YOUR TASK: The records below should be written out again, exactly.

Stored records:
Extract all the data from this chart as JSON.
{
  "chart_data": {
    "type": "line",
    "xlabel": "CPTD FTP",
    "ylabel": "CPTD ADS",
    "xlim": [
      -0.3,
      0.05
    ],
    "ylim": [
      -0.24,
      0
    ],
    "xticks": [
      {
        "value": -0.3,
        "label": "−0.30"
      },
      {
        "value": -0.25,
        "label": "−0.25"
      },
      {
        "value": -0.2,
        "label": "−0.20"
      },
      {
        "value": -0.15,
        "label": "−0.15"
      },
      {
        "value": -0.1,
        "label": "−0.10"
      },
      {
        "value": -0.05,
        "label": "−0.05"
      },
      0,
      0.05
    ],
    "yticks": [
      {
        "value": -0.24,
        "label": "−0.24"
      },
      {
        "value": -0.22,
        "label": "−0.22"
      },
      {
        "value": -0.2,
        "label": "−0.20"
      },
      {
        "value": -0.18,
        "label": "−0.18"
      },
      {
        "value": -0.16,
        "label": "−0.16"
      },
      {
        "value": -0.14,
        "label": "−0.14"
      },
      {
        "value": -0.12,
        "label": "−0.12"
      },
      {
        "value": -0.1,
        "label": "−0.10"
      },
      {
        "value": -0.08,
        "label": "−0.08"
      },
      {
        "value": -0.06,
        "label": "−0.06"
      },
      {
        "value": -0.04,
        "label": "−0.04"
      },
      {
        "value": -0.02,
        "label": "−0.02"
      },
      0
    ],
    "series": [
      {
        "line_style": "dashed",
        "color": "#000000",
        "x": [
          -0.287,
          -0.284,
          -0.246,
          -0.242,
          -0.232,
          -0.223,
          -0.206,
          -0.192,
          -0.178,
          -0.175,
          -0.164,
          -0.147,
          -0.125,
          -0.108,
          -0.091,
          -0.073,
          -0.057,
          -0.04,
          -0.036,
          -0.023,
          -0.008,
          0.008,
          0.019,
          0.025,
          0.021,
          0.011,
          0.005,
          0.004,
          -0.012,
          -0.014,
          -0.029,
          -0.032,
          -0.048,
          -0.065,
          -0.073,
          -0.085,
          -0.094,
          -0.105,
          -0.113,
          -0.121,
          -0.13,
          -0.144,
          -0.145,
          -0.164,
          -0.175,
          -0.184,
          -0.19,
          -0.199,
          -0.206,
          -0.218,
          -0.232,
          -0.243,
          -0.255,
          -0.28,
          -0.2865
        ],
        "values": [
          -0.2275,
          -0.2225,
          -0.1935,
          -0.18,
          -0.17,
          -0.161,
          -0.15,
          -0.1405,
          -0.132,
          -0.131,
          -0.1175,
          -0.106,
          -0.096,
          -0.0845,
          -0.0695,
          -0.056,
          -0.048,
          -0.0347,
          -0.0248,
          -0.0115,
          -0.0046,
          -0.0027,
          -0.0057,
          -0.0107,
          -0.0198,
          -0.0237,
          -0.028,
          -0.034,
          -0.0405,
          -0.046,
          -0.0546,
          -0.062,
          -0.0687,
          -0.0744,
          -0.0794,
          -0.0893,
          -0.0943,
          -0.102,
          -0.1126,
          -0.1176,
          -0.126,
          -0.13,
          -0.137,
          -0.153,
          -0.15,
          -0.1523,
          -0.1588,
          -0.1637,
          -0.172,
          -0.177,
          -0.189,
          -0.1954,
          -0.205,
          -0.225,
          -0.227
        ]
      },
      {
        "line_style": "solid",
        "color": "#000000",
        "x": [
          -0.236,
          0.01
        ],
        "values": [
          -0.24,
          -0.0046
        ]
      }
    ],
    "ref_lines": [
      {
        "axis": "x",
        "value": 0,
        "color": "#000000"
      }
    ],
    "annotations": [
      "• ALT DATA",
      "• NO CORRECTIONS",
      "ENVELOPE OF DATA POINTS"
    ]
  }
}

RESPONSE TO THE EXERCISE:
Extract all the data from this chart as JSON.
{
  "chart_data": {
    "type": "line",
    "xlabel": "CPTD FTP",
    "ylabel": "CPTD ADS",
    "xlim": [
      -0.3,
      0.05
    ],
    "ylim": [
      -0.24,
      0
    ],
    "xticks": [
      {
        "value": -0.3,
        "label": "−0.30"
      },
      {
        "value": -0.25,
        "label": "−0.25"
      },
      {
        "value": -0.2,
        "label": "−0.20"
      },
      {
        "value": -0.15,
        "label": "−0.15"
      },
      {
        "value": -0.1,
        "label": "−0.10"
      },
      {
        "value": -0.05,
        "label": "−0.05"
      },
      0,
      0.05
    ],
    "yticks": [
      {
        "value": -0.24,
        "label": "−0.24"
      },
      {
        "value": -0.22,
        "label": "−0.22"
      },
      {
        "value": -0.2,
        "label": "−0.20"
      },
      {
        "value": -0.18,
        "label": "−0.18"
      },
      {
        "value": -0.16,
        "label": "−0.16"
      },
      {
        "value": -0.14,
        "label": "−0.14"
      },
      {
        "value": -0.12,
        "label": "−0.12"
      },
      {
        "value": -0.1,
        "label": "−0.10"
      },
      {
        "value": -0.08,
        "label": "−0.08"
      },
      {
        "value": -0.06,
        "label": "−0.06"
      },
      {
        "value": -0.04,
        "label": "−0.04"
      },
      {
        "value": -0.02,
        "label": "−0.02"
      },
      0
    ],
    "series": [
      {
        "line_style": "dashed",
        "color": "#000000",
        "x": [
          -0.287,
          -0.284,
          -0.246,
          -0.242,
          -0.232,
          -0.223,
          -0.206,
          -0.192,
          -0.178,
          -0.175,
          -0.164,
          -0.147,
          -0.125,
          -0.108,
          -0.091,
          -0.073,
          -0.057,
          -0.04,
          -0.036,
          -0.023,
          -0.008,
          0.008,
          0.019,
          0.025,
          0.021,
          0.011,
          0.005,
          0.004,
          -0.012,
          -0.014,
          -0.029,
          -0.032,
          -0.048,
          -0.065,
          -0.073,
          -0.085,
          -0.094,
          -0.105,
          -0.113,
          -0.121,
          -0.13,
          -0.144,
          -0.145,
          -0.164,
          -0.175,
          -0.184,
          -0.19,
          -0.199,
          -0.206,
          -0.218,
          -0.232,
          -0.243,
          -0.255,
          -0.28,
          -0.2865
        ],
        "values": [
          -0.2275,
          -0.2225,
          -0.1935,
          -0.18,
          -0.17,
          -0.161,
          -0.15,
          -0.1405,
          -0.132,
          -0.131,
          -0.1175,
          -0.106,
          -0.096,
          -0.0845,
          -0.0695,
          -0.056,
          -0.048,
          -0.0347,
          -0.0248,
          -0.0115,
          -0.0046,
          -0.0027,
          -0.0057,
          -0.0107,
          -0.0198,
          -0.0237,
          -0.028,
          -0.034,
          -0.0405,
          -0.046,
          -0.0546,
          -0.062,
          -0.0687,
          -0.0744,
          -0.0794,
          -0.0893,
          -0.0943,
          -0.102,
          -0.1126,
          -0.1176,
          -0.126,
          -0.13,
          -0.137,
          -0.153,
          -0.15,
          -0.1523,
          -0.1588,
          -0.1637,
          -0.172,
          -0.177,
          -0.189,
          -0.1954,
          -0.205,
          -0.225,
          -0.227
        ]
      },
      {
        "line_style": "solid",
        "color": "#000000",
        "x": [
          -0.236,
          0.01
        ],
        "values": [
          -0.24,
          -0.0046
        ]
      }
    ],
    "ref_lines": [
      {
        "axis": "x",
        "value": 0,
        "color": "#000000"
      }
    ],
    "annotations": [
      "• ALT DATA",
      "• NO CORRECTIONS",
      "ENVELOPE OF DATA POINTS"
    ]
  }
}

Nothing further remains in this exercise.